Work to do -> Find every line in the records below that holds the word "Motoring", and copy each one.

Information supplied ->
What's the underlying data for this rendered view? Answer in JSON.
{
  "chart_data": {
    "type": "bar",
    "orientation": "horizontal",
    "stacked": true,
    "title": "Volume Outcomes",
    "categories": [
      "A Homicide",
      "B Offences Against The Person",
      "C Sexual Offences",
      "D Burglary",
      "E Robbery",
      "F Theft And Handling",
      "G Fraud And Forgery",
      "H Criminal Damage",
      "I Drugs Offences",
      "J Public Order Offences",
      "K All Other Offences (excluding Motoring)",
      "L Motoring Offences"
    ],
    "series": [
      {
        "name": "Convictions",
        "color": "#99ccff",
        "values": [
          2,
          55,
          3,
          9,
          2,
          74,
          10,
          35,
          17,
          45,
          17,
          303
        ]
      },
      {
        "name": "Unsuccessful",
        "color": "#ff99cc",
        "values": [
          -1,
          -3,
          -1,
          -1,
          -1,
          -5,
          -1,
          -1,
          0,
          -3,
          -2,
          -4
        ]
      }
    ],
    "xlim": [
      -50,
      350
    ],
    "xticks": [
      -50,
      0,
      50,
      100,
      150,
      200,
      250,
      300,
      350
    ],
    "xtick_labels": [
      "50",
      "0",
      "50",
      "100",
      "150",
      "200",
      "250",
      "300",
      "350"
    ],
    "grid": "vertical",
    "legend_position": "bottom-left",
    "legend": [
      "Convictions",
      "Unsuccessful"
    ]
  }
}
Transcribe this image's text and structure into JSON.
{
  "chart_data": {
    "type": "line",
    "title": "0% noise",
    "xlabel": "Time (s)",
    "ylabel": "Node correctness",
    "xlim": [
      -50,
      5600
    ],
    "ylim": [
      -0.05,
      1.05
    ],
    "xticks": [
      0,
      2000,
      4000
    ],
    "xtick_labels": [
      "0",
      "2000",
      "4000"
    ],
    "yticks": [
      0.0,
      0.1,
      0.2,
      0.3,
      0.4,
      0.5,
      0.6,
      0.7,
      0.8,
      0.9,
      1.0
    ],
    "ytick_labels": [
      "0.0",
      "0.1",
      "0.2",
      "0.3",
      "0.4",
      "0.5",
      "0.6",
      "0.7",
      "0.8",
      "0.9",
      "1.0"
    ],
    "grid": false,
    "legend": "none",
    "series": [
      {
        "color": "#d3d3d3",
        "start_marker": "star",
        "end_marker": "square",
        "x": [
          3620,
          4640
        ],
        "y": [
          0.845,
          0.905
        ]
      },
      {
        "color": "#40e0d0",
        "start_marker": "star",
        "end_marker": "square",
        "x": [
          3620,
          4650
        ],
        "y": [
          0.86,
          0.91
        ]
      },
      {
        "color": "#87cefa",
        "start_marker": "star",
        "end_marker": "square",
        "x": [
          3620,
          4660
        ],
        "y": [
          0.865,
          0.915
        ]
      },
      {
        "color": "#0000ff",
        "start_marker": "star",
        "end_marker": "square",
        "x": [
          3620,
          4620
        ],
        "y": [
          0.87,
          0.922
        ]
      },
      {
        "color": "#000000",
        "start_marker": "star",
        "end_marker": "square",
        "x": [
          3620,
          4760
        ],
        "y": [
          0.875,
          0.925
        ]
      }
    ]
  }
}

Response to the exercise ->
      "K All Other Offences (excluding Motoring)",
      "L Motoring Offences"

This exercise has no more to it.